EXERCISE
Pictures do not belong in the copy; transcribe everything else in the records exactly.
[begin RECORDS]
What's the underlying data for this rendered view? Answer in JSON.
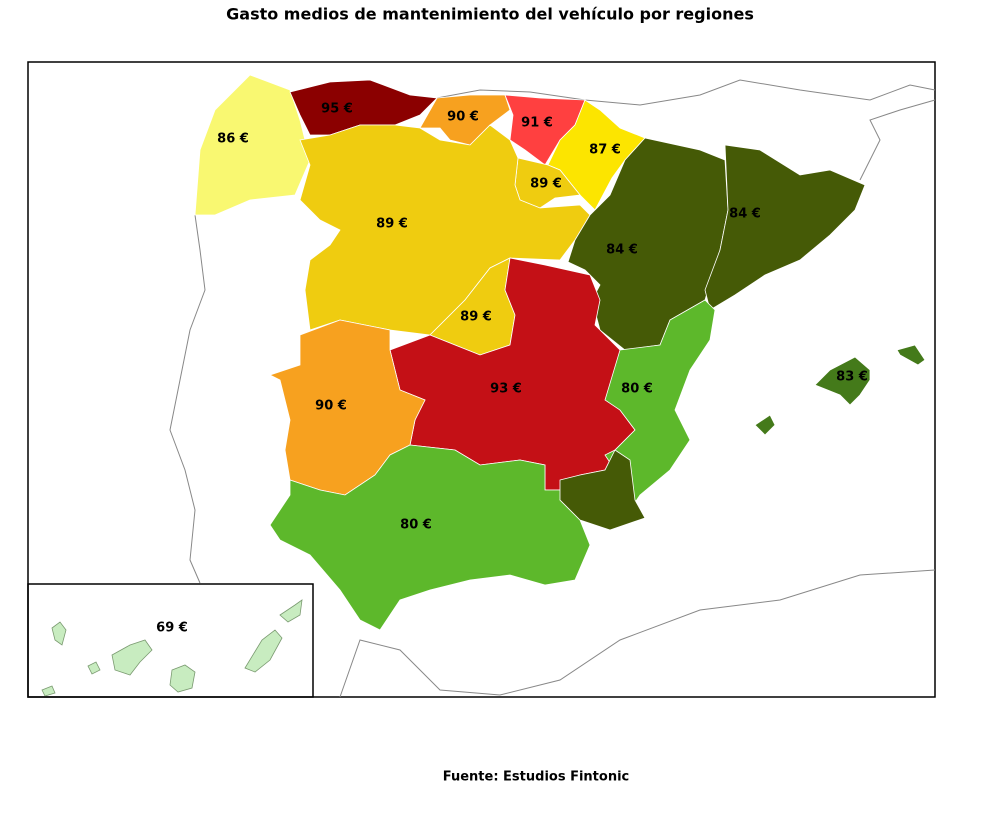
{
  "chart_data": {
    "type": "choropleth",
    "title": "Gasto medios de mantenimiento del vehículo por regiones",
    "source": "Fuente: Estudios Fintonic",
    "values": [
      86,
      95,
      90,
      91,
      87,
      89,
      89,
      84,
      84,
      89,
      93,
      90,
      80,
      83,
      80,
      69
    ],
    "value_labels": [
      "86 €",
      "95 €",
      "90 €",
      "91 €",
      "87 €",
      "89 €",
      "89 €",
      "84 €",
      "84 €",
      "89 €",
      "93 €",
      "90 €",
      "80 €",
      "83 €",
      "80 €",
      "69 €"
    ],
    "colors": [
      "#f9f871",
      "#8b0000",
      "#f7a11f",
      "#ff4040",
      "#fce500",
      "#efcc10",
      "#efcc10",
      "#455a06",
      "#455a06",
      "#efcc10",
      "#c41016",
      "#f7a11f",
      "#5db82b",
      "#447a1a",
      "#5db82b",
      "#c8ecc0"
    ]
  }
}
[end RECORDS]
RESULT OF THE EXERCISE
What's the underlying data for this rendered view? Answer in JSON.
{
  "chart_data": {
    "type": "choropleth",
    "title": "Gasto medios de mantenimiento del vehículo por regiones",
    "source": "Fuente: Estudios Fintonic",
    "values": [
      86,
      95,
      90,
      91,
      87,
      89,
      89,
      84,
      84,
      89,
      93,
      90,
      80,
      83,
      80,
      69
    ],
    "value_labels": [
      "86 €",
      "95 €",
      "90 €",
      "91 €",
      "87 €",
      "89 €",
      "89 €",
      "84 €",
      "84 €",
      "89 €",
      "93 €",
      "90 €",
      "80 €",
      "83 €",
      "80 €",
      "69 €"
    ],
    "colors": [
      "#f9f871",
      "#8b0000",
      "#f7a11f",
      "#ff4040",
      "#fce500",
      "#efcc10",
      "#efcc10",
      "#455a06",
      "#455a06",
      "#efcc10",
      "#c41016",
      "#f7a11f",
      "#5db82b",
      "#447a1a",
      "#5db82b",
      "#c8ecc0"
    ]
  }
}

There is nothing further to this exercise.